— Start of Material provided —

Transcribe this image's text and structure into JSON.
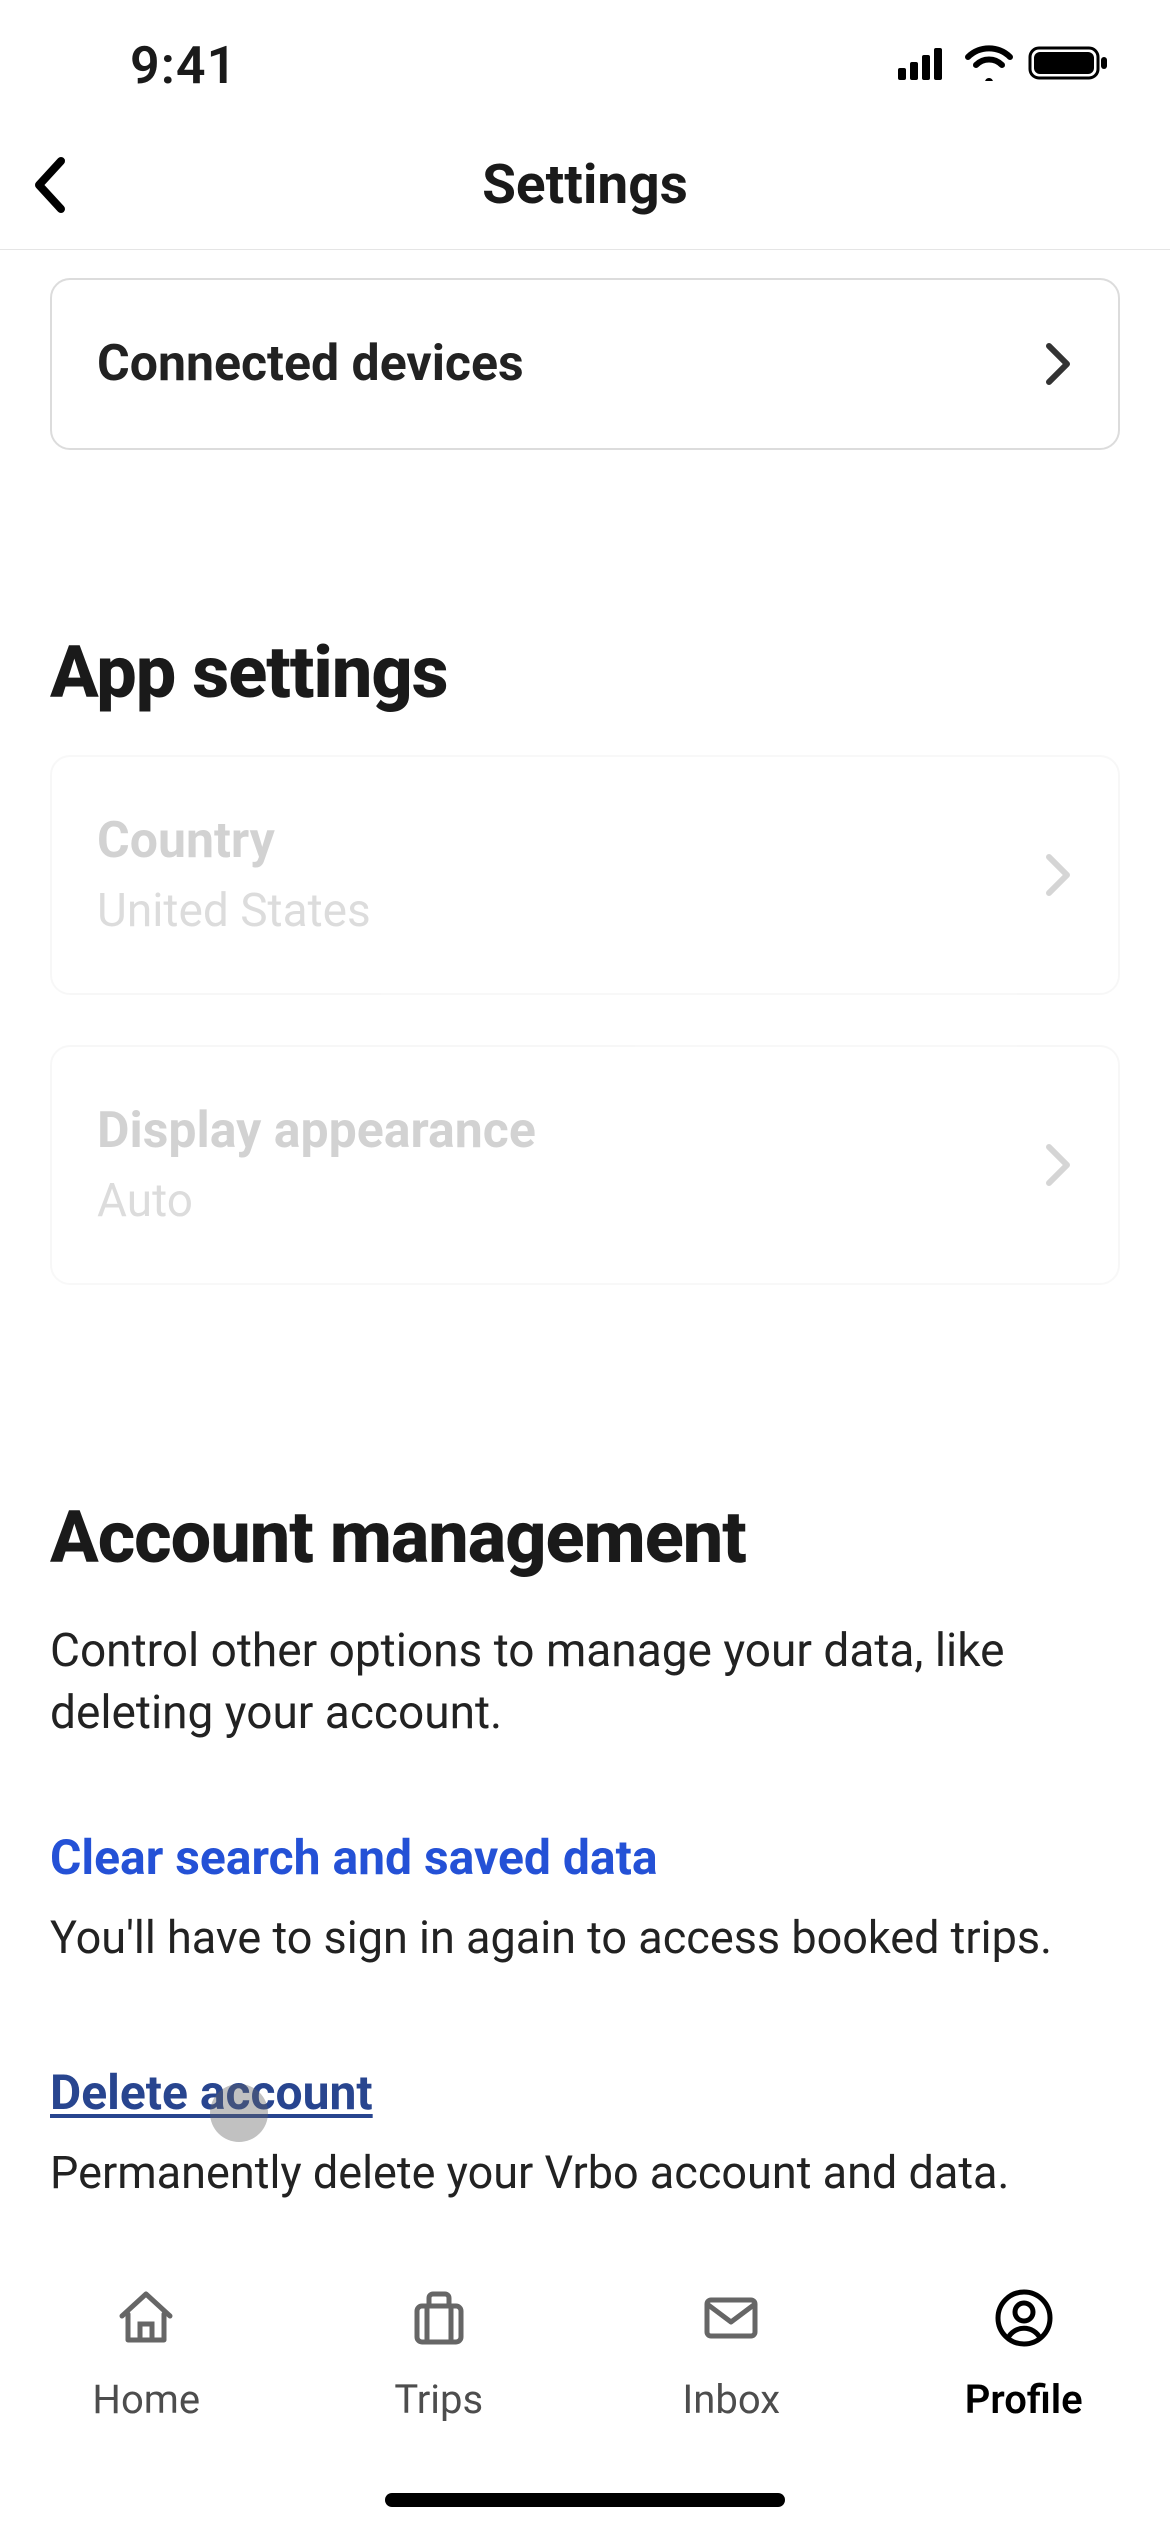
{
  "status": {
    "time": "9:41"
  },
  "header": {
    "title": "Settings"
  },
  "rows": {
    "connected": {
      "label": "Connected devices"
    },
    "country": {
      "label": "Country",
      "value": "United States"
    },
    "display": {
      "label": "Display appearance",
      "value": "Auto"
    }
  },
  "sections": {
    "app": {
      "title": "App settings"
    },
    "account": {
      "title": "Account management",
      "subtitle": "Control other options to manage your data, like deleting your account."
    }
  },
  "links": {
    "clear": {
      "label": "Clear search and saved data",
      "desc": "You'll have to sign in again to access booked trips."
    },
    "delete": {
      "label": "Delete account",
      "desc": "Permanently delete your Vrbo account and data."
    }
  },
  "tabs": {
    "home": "Home",
    "trips": "Trips",
    "inbox": "Inbox",
    "profile": "Profile"
  }
}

— End of Material provided —

Skipping the pictures, transcribe each line above exactly as it appears.

Transcribe this image's text and structure into JSON.
{
  "status": {
    "time": "9:41"
  },
  "header": {
    "title": "Settings"
  },
  "rows": {
    "connected": {
      "label": "Connected devices"
    },
    "country": {
      "label": "Country",
      "value": "United States"
    },
    "display": {
      "label": "Display appearance",
      "value": "Auto"
    }
  },
  "sections": {
    "app": {
      "title": "App settings"
    },
    "account": {
      "title": "Account management",
      "subtitle": "Control other options to manage your data, like deleting your account."
    }
  },
  "links": {
    "clear": {
      "label": "Clear search and saved data",
      "desc": "You'll have to sign in again to access booked trips."
    },
    "delete": {
      "label": "Delete account",
      "desc": "Permanently delete your Vrbo account and data."
    }
  },
  "tabs": {
    "home": "Home",
    "trips": "Trips",
    "inbox": "Inbox",
    "profile": "Profile"
  }
}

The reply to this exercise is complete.